• **Exercise goal**: Set down exactly, and only, the lines from the one with "Extract all readable text from this page." to the final line of the entries, both included.

[Data records]
··········
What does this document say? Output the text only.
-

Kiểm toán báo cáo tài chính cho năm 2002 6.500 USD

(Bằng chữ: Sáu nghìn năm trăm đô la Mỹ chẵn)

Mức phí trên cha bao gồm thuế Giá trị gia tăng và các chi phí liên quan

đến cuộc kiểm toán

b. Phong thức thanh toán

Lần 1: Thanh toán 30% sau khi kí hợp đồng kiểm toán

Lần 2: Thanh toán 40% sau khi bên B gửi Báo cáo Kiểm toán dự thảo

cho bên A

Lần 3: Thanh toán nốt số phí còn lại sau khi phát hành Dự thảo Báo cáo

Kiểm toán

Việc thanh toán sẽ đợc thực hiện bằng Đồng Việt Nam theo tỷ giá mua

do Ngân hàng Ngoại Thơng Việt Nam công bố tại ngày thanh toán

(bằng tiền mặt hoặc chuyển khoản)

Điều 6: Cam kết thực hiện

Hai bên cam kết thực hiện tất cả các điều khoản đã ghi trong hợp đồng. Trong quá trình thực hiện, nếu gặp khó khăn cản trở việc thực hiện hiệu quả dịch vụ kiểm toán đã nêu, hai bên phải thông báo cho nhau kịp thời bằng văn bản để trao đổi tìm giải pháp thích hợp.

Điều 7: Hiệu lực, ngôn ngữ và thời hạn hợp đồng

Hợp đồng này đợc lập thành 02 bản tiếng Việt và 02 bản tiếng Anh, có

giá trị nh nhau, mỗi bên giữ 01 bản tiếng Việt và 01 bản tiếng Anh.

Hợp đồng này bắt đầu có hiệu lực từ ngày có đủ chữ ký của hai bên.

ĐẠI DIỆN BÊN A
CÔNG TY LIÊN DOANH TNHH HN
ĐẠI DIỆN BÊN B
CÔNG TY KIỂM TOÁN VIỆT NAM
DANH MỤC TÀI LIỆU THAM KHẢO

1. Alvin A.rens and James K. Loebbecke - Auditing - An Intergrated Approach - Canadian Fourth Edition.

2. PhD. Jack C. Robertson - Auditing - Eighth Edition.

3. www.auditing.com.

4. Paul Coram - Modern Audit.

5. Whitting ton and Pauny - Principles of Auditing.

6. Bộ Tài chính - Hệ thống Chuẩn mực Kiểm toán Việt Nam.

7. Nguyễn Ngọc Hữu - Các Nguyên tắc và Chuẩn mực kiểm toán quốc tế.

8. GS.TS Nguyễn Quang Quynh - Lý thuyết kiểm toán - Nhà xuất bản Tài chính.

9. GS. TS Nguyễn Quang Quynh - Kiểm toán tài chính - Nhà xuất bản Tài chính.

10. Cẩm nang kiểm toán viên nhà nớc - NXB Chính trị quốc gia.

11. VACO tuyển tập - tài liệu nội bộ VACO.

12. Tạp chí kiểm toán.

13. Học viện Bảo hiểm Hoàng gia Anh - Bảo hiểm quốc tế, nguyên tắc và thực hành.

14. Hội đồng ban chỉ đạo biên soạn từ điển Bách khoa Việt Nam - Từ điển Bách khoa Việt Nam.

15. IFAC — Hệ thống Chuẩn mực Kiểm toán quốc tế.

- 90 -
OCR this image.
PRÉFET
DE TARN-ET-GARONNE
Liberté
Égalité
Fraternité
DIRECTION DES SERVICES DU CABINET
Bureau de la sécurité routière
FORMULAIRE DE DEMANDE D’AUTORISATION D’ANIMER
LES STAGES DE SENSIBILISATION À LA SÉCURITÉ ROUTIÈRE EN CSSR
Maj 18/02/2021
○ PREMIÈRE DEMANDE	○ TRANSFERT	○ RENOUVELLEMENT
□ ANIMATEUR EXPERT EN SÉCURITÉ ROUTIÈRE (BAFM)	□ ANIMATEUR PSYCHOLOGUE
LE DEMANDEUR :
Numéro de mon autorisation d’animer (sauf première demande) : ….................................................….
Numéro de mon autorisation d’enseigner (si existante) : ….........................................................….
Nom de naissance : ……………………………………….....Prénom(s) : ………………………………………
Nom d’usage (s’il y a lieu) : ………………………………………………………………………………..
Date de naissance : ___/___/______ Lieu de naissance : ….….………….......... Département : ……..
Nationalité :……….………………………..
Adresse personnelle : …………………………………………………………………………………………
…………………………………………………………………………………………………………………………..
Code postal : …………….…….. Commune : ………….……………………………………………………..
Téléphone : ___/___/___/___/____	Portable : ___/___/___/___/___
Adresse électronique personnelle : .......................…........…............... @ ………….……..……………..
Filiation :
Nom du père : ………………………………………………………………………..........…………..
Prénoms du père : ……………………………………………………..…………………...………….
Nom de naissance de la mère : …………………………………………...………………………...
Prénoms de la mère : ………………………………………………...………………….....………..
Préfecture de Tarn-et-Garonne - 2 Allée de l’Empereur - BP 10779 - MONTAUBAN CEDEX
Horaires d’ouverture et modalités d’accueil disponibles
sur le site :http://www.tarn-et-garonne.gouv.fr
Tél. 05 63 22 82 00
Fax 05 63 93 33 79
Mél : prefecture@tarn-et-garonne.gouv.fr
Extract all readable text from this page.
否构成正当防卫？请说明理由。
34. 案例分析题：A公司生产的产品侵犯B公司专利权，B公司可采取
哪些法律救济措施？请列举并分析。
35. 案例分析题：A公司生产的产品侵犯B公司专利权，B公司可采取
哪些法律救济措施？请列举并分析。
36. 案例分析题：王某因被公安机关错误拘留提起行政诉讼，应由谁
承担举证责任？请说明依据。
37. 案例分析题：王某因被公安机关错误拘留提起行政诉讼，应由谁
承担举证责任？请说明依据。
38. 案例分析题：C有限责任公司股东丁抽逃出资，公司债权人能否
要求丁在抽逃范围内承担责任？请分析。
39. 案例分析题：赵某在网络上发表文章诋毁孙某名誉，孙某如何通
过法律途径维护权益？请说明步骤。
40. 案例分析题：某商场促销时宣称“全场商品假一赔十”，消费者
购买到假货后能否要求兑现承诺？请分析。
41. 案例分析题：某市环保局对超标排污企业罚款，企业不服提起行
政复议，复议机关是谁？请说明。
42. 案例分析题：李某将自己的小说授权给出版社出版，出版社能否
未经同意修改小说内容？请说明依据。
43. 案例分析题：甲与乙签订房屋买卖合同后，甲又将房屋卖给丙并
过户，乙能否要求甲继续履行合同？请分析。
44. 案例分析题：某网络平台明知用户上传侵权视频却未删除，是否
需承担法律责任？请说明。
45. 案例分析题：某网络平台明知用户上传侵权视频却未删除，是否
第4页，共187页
··········
• **Reply to the task**:
Extract all readable text from this page.
否构成正当防卫？请说明理由。
34. 案例分析题：A公司生产的产品侵犯B公司专利权，B公司可采取
哪些法律救济措施？请列举并分析。
35. 案例分析题：A公司生产的产品侵犯B公司专利权，B公司可采取
哪些法律救济措施？请列举并分析。
36. 案例分析题：王某因被公安机关错误拘留提起行政诉讼，应由谁
承担举证责任？请说明依据。
37. 案例分析题：王某因被公安机关错误拘留提起行政诉讼，应由谁
承担举证责任？请说明依据。
38. 案例分析题：C有限责任公司股东丁抽逃出资，公司债权人能否
要求丁在抽逃范围内承担责任？请分析。
39. 案例分析题：赵某在网络上发表文章诋毁孙某名誉，孙某如何通
过法律途径维护权益？请说明步骤。
40. 案例分析题：某商场促销时宣称“全场商品假一赔十”，消费者
购买到假货后能否要求兑现承诺？请分析。
41. 案例分析题：某市环保局对超标排污企业罚款，企业不服提起行
政复议，复议机关是谁？请说明。
42. 案例分析题：李某将自己的小说授权给出版社出版，出版社能否
未经同意修改小说内容？请说明依据。
43. 案例分析题：甲与乙签订房屋买卖合同后，甲又将房屋卖给丙并
过户，乙能否要求甲继续履行合同？请分析。
44. 案例分析题：某网络平台明知用户上传侵权视频却未删除，是否
需承担法律责任？请说明。
45. 案例分析题：某网络平台明知用户上传侵权视频却未删除，是否
第4页，共187页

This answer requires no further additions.